* Goal *
Return the material exactly as supplied, apart from the pictures, which are omitted.

* Data items *
○ ○ ○
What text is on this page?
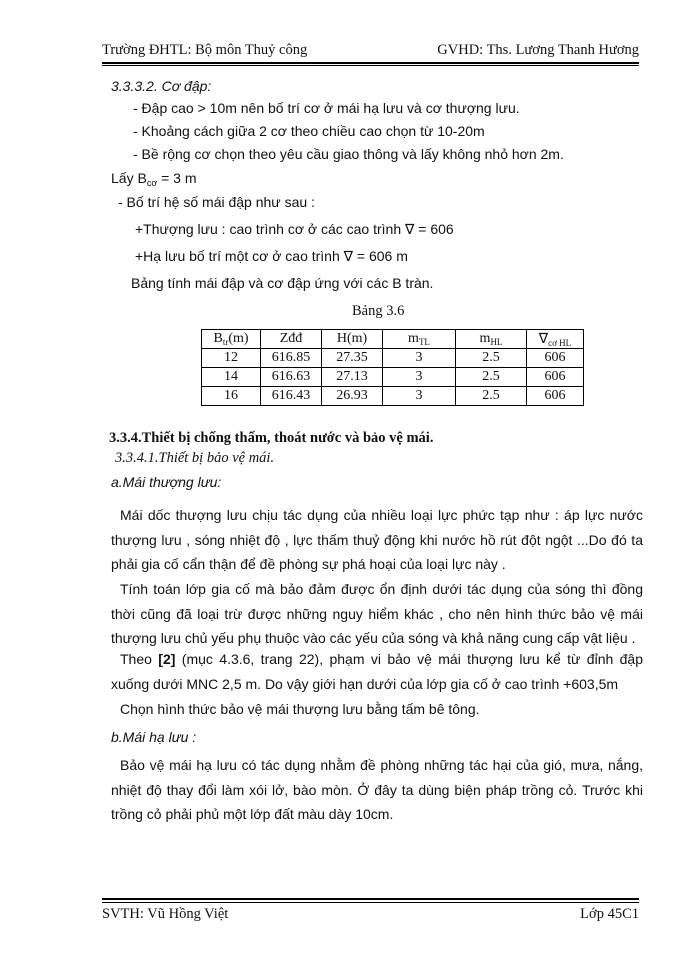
Trường ĐHTL: Bộ môn Thuỷ công	GVHD: Ths. Lương Thanh Hương
3.3.3.2. Cơ đập:
- Đập cao > 10m nên bố trí cơ ở mái hạ lưu và cơ thượng lưu.
- Khoảng cách giữa 2 cơ theo chiều cao chọn từ 10-20m
- Bề rộng cơ chọn theo yêu cầu giao thông và lấy không nhỏ hơn 2m.
Lấy $B_{cơ} = 3$ m
- Bố trí hệ số mái đập như sau :
+Thượng lưu : cao trình cơ ở các cao trình ∇ = 606
+Hạ lưu bố trí một cơ ở cao trình ∇ = 606 m
Bảng tính mái đập và cơ đập ứng với các B tràn.
Bảng 3.6
$B_{tr}(m)$	Zđđ	H(m)	$m_{TL}$	$m_{HL}$	$\nabla_{cơ HL}$
12	616.85	27.35	3	2.5	606
14	616.63	27.13	3	2.5	606
16	616.43	26.93	3	2.5	606
3.3.4.Thiết bị chống thấm, thoát nước và bảo vệ mái.
3.3.4.1.Thiết bị bảo vệ mái.
a.Mái thượng lưu:
Mái dốc thượng lưu chịu tác dụng của nhiều loại lực phức tạp như : áp lực nước thượng lưu , sóng nhiệt độ , lực thấm thuỷ động khi nước hồ rút đột ngột ...Do đó ta phải gia cố cẩn thận để đề phòng sự phá hoại của loại lực này .
Tính toán lớp gia cố mà bảo đảm được ổn định dưới tác dụng của sóng thì đồng thời cũng đã loại trừ được những nguy hiểm khác , cho nên hình thức bảo vệ mái thượng lưu chủ yếu phụ thuộc vào các yếu của sóng và khả năng cung cấp vật liệu .
Theo [2] (mục 4.3.6, trang 22), phạm vi bảo vệ mái thượng lưu kể từ đỉnh đập xuống dưới MNC 2,5 m. Do vậy giới hạn dưới của lớp gia cố ở cao trình +603,5m
Chọn hình thức bảo vệ mái thượng lưu bằng tấm bê tông.
b.Mái hạ lưu :
Bảo vệ mái hạ lưu có tác dụng nhằm đề phòng những tác hại của gió, mưa, nắng, nhiệt độ thay đổi làm xói lở, bào mòn. Ở đây ta dùng biện pháp trồng cỏ. Trước khi trồng cỏ phải phủ một lớp đất màu dày 10cm.
SVTH: Vũ Hồng Việt	Lớp 45C1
○ ○ ○
* Complete response *
What text is on this page?
Trường ĐHTL: Bộ môn Thuỷ công	GVHD: Ths. Lương Thanh Hương
3.3.3.2. Cơ đập:
- Đập cao > 10m nên bố trí cơ ở mái hạ lưu và cơ thượng lưu.
- Khoảng cách giữa 2 cơ theo chiều cao chọn từ 10-20m
- Bề rộng cơ chọn theo yêu cầu giao thông và lấy không nhỏ hơn 2m.
Lấy $B_{cơ} = 3$ m
- Bố trí hệ số mái đập như sau :
+Thượng lưu : cao trình cơ ở các cao trình ∇ = 606
+Hạ lưu bố trí một cơ ở cao trình ∇ = 606 m
Bảng tính mái đập và cơ đập ứng với các B tràn.
Bảng 3.6
$B_{tr}(m)$	Zđđ	H(m)	$m_{TL}$	$m_{HL}$	$\nabla_{cơ HL}$
12	616.85	27.35	3	2.5	606
14	616.63	27.13	3	2.5	606
16	616.43	26.93	3	2.5	606
3.3.4.Thiết bị chống thấm, thoát nước và bảo vệ mái.
3.3.4.1.Thiết bị bảo vệ mái.
a.Mái thượng lưu:
Mái dốc thượng lưu chịu tác dụng của nhiều loại lực phức tạp như : áp lực nước thượng lưu , sóng nhiệt độ , lực thấm thuỷ động khi nước hồ rút đột ngột ...Do đó ta phải gia cố cẩn thận để đề phòng sự phá hoại của loại lực này .
Tính toán lớp gia cố mà bảo đảm được ổn định dưới tác dụng của sóng thì đồng thời cũng đã loại trừ được những nguy hiểm khác , cho nên hình thức bảo vệ mái thượng lưu chủ yếu phụ thuộc vào các yếu của sóng và khả năng cung cấp vật liệu .
Theo [2] (mục 4.3.6, trang 22), phạm vi bảo vệ mái thượng lưu kể từ đỉnh đập xuống dưới MNC 2,5 m. Do vậy giới hạn dưới của lớp gia cố ở cao trình +603,5m
Chọn hình thức bảo vệ mái thượng lưu bằng tấm bê tông.
b.Mái hạ lưu :
Bảo vệ mái hạ lưu có tác dụng nhằm đề phòng những tác hại của gió, mưa, nắng, nhiệt độ thay đổi làm xói lở, bào mòn. Ở đây ta dùng biện pháp trồng cỏ. Trước khi trồng cỏ phải phủ một lớp đất màu dày 10cm.
SVTH: Vũ Hồng Việt	Lớp 45C1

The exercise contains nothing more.